[begin TASK INPUTS]

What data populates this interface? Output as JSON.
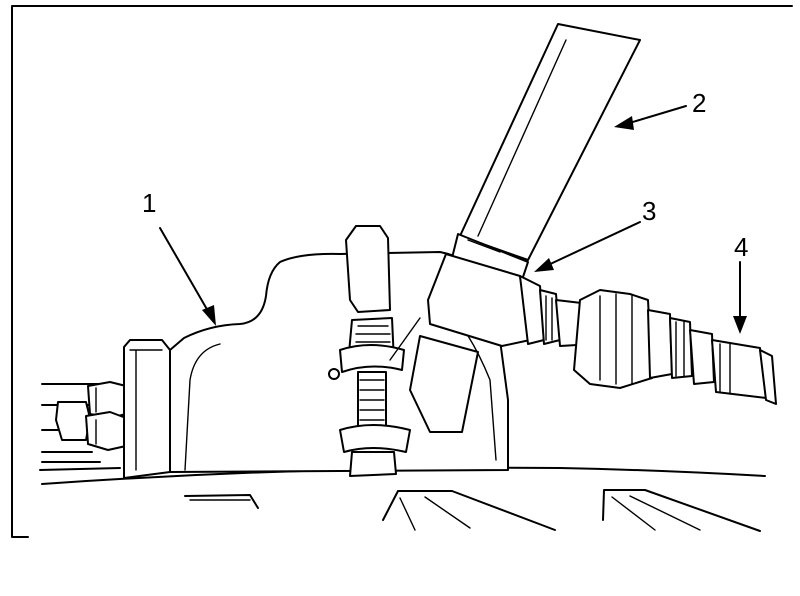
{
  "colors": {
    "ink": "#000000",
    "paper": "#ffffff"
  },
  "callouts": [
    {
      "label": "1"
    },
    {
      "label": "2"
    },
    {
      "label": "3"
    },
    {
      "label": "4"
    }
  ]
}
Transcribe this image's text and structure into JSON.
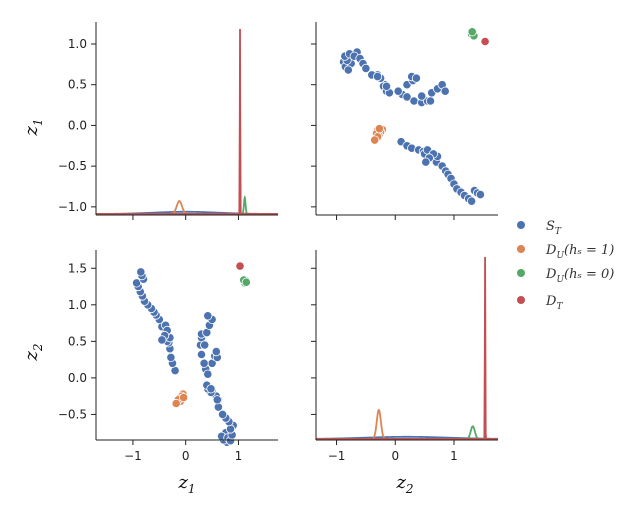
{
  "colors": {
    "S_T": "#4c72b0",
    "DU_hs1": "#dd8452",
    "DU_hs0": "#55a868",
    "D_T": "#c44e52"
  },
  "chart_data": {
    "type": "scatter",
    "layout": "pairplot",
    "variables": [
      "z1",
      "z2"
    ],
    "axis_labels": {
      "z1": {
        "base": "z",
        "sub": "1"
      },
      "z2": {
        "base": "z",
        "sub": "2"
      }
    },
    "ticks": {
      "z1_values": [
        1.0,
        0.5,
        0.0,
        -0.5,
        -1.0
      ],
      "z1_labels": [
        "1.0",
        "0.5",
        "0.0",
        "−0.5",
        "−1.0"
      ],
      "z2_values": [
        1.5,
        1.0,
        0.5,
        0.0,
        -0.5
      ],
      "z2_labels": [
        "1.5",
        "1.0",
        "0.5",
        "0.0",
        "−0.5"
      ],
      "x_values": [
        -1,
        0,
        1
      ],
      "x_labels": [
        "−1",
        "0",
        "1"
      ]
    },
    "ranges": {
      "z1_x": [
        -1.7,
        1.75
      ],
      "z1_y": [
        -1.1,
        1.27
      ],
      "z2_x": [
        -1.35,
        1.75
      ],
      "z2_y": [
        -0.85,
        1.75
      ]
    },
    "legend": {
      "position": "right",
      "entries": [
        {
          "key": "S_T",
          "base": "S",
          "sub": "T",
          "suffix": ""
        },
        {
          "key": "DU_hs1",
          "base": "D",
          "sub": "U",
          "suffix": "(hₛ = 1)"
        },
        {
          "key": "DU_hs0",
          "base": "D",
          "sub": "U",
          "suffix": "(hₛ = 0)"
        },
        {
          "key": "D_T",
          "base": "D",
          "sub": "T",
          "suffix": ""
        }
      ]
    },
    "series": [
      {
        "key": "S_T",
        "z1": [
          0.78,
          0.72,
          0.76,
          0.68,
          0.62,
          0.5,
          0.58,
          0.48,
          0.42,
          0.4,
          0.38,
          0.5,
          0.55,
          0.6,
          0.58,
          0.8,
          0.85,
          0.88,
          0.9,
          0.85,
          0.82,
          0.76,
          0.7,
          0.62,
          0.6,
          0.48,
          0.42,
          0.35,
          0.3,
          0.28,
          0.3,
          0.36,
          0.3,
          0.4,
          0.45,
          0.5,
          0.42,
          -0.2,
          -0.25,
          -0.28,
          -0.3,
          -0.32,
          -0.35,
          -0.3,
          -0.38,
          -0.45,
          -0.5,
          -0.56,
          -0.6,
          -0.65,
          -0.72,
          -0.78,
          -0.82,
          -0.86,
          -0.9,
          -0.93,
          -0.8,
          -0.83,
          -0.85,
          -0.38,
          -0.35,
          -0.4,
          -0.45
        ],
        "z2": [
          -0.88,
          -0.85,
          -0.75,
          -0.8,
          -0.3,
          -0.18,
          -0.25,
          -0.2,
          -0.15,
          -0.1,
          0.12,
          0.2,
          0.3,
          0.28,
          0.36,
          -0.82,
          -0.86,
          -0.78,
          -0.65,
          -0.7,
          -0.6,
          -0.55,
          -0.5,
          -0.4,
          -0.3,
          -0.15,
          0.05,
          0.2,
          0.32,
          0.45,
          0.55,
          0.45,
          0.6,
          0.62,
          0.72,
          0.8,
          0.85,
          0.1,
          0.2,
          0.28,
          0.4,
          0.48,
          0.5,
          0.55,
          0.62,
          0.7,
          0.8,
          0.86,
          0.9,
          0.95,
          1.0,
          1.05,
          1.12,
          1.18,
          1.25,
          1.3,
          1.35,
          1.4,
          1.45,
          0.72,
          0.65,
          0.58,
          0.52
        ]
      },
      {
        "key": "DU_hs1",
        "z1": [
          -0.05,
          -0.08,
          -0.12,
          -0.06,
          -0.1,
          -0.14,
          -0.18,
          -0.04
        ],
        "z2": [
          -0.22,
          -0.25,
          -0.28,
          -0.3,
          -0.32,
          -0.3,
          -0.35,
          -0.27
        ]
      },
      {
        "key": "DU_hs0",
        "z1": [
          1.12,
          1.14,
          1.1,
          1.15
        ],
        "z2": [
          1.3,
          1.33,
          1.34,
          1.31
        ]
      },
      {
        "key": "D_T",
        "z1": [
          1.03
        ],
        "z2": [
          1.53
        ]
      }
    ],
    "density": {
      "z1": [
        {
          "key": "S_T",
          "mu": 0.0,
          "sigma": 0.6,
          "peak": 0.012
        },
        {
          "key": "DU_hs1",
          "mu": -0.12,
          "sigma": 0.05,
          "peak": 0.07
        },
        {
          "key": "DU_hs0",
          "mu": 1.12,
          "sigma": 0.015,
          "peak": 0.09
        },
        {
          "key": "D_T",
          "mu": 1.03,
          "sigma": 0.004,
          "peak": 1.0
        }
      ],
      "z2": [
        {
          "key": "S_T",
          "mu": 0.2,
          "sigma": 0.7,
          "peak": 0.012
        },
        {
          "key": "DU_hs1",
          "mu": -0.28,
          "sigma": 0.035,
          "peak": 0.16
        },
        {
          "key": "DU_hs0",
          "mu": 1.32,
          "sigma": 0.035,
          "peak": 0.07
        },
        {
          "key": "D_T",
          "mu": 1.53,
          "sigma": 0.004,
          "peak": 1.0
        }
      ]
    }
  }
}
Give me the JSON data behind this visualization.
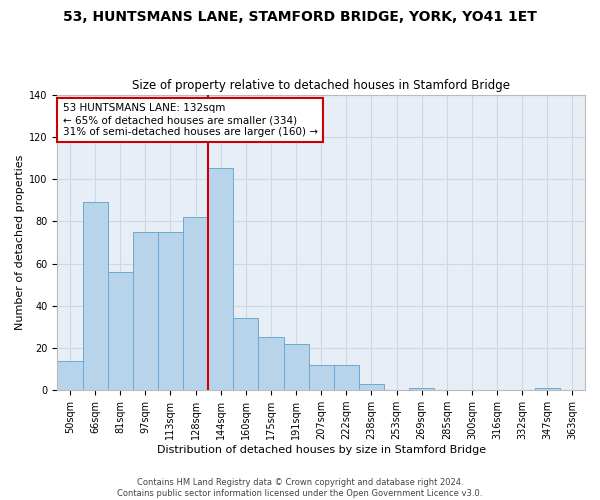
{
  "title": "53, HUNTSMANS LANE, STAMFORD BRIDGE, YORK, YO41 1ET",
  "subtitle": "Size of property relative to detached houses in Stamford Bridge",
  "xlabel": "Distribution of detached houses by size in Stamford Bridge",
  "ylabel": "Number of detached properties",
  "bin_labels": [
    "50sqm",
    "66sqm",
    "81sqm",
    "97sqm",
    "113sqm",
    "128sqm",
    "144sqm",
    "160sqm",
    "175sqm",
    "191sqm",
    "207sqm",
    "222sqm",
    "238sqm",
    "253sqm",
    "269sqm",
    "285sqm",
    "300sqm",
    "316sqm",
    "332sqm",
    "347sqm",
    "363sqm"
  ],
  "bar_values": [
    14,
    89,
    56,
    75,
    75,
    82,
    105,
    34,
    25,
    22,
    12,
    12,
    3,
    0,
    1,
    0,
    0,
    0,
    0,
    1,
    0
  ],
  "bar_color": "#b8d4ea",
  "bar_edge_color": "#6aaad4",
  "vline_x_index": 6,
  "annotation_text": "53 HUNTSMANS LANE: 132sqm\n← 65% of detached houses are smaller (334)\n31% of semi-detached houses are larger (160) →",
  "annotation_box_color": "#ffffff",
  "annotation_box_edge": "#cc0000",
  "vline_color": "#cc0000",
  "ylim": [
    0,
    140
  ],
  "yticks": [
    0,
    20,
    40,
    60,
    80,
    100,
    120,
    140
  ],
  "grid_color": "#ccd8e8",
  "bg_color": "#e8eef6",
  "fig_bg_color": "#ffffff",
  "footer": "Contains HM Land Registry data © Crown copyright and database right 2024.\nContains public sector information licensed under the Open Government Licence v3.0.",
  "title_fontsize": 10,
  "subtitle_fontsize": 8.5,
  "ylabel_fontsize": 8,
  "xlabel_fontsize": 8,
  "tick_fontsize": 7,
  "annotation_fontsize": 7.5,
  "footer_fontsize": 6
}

[end TASK INPUTS]

## YOUR GOAL:
Copy all the records above exactly, but leave out the pictures.

## SOLUTION TO THIS TASK:
What data populates this interface? Output as JSON.
{
  "colors": {
    "ink": "#000000",
    "paper": "#ffffff"
  },
  "callouts": [
    {
      "label": "1"
    },
    {
      "label": "2"
    },
    {
      "label": "3"
    },
    {
      "label": "4"
    }
  ]
}
Transcribe this image's text and structure into JSON.
{
  "colors": {
    "S_T": "#4c72b0",
    "DU_hs1": "#dd8452",
    "DU_hs0": "#55a868",
    "D_T": "#c44e52"
  },
  "chart_data": {
    "type": "scatter",
    "layout": "pairplot",
    "variables": [
      "z1",
      "z2"
    ],
    "axis_labels": {
      "z1": {
        "base": "z",
        "sub": "1"
      },
      "z2": {
        "base": "z",
        "sub": "2"
      }
    },
    "ticks": {
      "z1_values": [
        1.0,
        0.5,
        0.0,
        -0.5,
        -1.0
      ],
      "z1_labels": [
        "1.0",
        "0.5",
        "0.0",
        "−0.5",
        "−1.0"
      ],
      "z2_values": [
        1.5,
        1.0,
        0.5,
        0.0,
        -0.5
      ],
      "z2_labels": [
        "1.5",
        "1.0",
        "0.5",
        "0.0",
        "−0.5"
      ],
      "x_values": [
        -1,
        0,
        1
      ],
      "x_labels": [
        "−1",
        "0",
        "1"
      ]
    },
    "ranges": {
      "z1_x": [
        -1.7,
        1.75
      ],
      "z1_y": [
        -1.1,
        1.27
      ],
      "z2_x": [
        -1.35,
        1.75
      ],
      "z2_y": [
        -0.85,
        1.75
      ]
    },
    "legend": {
      "position": "right",
      "entries": [
        {
          "key": "S_T",
          "base": "S",
          "sub": "T",
          "suffix": ""
        },
        {
          "key": "DU_hs1",
          "base": "D",
          "sub": "U",
          "suffix": "(hₛ = 1)"
        },
        {
          "key": "DU_hs0",
          "base": "D",
          "sub": "U",
          "suffix": "(hₛ = 0)"
        },
        {
          "key": "D_T",
          "base": "D",
          "sub": "T",
          "suffix": ""
        }
      ]
    },
    "series": [
      {
        "key": "S_T",
        "z1": [
          0.78,
          0.72,
          0.76,
          0.68,
          0.62,
          0.5,
          0.58,
          0.48,
          0.42,
          0.4,
          0.38,
          0.5,
          0.55,
          0.6,
          0.58,
          0.8,
          0.85,
          0.88,
          0.9,
          0.85,
          0.82,
          0.76,
          0.7,
          0.62,
          0.6,
          0.48,
          0.42,
          0.35,
          0.3,
          0.28,
          0.3,
          0.36,
          0.3,
          0.4,
          0.45,
          0.5,
          0.42,
          -0.2,
          -0.25,
          -0.28,
          -0.3,
          -0.32,
          -0.35,
          -0.3,
          -0.38,
          -0.45,
          -0.5,
          -0.56,
          -0.6,
          -0.65,
          -0.72,
          -0.78,
          -0.82,
          -0.86,
          -0.9,
          -0.93,
          -0.8,
          -0.83,
          -0.85,
          -0.38,
          -0.35,
          -0.4,
          -0.45
        ],
        "z2": [
          -0.88,
          -0.85,
          -0.75,
          -0.8,
          -0.3,
          -0.18,
          -0.25,
          -0.2,
          -0.15,
          -0.1,
          0.12,
          0.2,
          0.3,
          0.28,
          0.36,
          -0.82,
          -0.86,
          -0.78,
          -0.65,
          -0.7,
          -0.6,
          -0.55,
          -0.5,
          -0.4,
          -0.3,
          -0.15,
          0.05,
          0.2,
          0.32,
          0.45,
          0.55,
          0.45,
          0.6,
          0.62,
          0.72,
          0.8,
          0.85,
          0.1,
          0.2,
          0.28,
          0.4,
          0.48,
          0.5,
          0.55,
          0.62,
          0.7,
          0.8,
          0.86,
          0.9,
          0.95,
          1.0,
          1.05,
          1.12,
          1.18,
          1.25,
          1.3,
          1.35,
          1.4,
          1.45,
          0.72,
          0.65,
          0.58,
          0.52
        ]
      },
      {
        "key": "DU_hs1",
        "z1": [
          -0.05,
          -0.08,
          -0.12,
          -0.06,
          -0.1,
          -0.14,
          -0.18,
          -0.04
        ],
        "z2": [
          -0.22,
          -0.25,
          -0.28,
          -0.3,
          -0.32,
          -0.3,
          -0.35,
          -0.27
        ]
      },
      {
        "key": "DU_hs0",
        "z1": [
          1.12,
          1.14,
          1.1,
          1.15
        ],
        "z2": [
          1.3,
          1.33,
          1.34,
          1.31
        ]
      },
      {
        "key": "D_T",
        "z1": [
          1.03
        ],
        "z2": [
          1.53
        ]
      }
    ],
    "density": {
      "z1": [
        {
          "key": "S_T",
          "mu": 0.0,
          "sigma": 0.6,
          "peak": 0.012
        },
        {
          "key": "DU_hs1",
          "mu": -0.12,
          "sigma": 0.05,
          "peak": 0.07
        },
        {
          "key": "DU_hs0",
          "mu": 1.12,
          "sigma": 0.015,
          "peak": 0.09
        },
        {
          "key": "D_T",
          "mu": 1.03,
          "sigma": 0.004,
          "peak": 1.0
        }
      ],
      "z2": [
        {
          "key": "S_T",
          "mu": 0.2,
          "sigma": 0.7,
          "peak": 0.012
        },
        {
          "key": "DU_hs1",
          "mu": -0.28,
          "sigma": 0.035,
          "peak": 0.16
        },
        {
          "key": "DU_hs0",
          "mu": 1.32,
          "sigma": 0.035,
          "peak": 0.07
        },
        {
          "key": "D_T",
          "mu": 1.53,
          "sigma": 0.004,
          "peak": 1.0
        }
      ]
    }
  }
}
Give me the JSON data behind this visualization.
{
  "title": "53, HUNTSMANS LANE, STAMFORD BRIDGE, YORK, YO41 1ET",
  "subtitle": "Size of property relative to detached houses in Stamford Bridge",
  "xlabel": "Distribution of detached houses by size in Stamford Bridge",
  "ylabel": "Number of detached properties",
  "bin_labels": [
    "50sqm",
    "66sqm",
    "81sqm",
    "97sqm",
    "113sqm",
    "128sqm",
    "144sqm",
    "160sqm",
    "175sqm",
    "191sqm",
    "207sqm",
    "222sqm",
    "238sqm",
    "253sqm",
    "269sqm",
    "285sqm",
    "300sqm",
    "316sqm",
    "332sqm",
    "347sqm",
    "363sqm"
  ],
  "bar_values": [
    14,
    89,
    56,
    75,
    75,
    82,
    105,
    34,
    25,
    22,
    12,
    12,
    3,
    0,
    1,
    0,
    0,
    0,
    0,
    1,
    0
  ],
  "bar_color": "#b8d4ea",
  "bar_edge_color": "#6aaad4",
  "vline_x_index": 6,
  "annotation_text": "53 HUNTSMANS LANE: 132sqm\n← 65% of detached houses are smaller (334)\n31% of semi-detached houses are larger (160) →",
  "annotation_box_color": "#ffffff",
  "annotation_box_edge": "#cc0000",
  "vline_color": "#cc0000",
  "ylim": [
    0,
    140
  ],
  "yticks": [
    0,
    20,
    40,
    60,
    80,
    100,
    120,
    140
  ],
  "grid_color": "#ccd8e8",
  "bg_color": "#e8eef6",
  "fig_bg_color": "#ffffff",
  "footer": "Contains HM Land Registry data © Crown copyright and database right 2024.\nContains public sector information licensed under the Open Government Licence v3.0.",
  "title_fontsize": 10,
  "subtitle_fontsize": 8.5,
  "ylabel_fontsize": 8,
  "xlabel_fontsize": 8,
  "tick_fontsize": 7,
  "annotation_fontsize": 7.5,
  "footer_fontsize": 6
}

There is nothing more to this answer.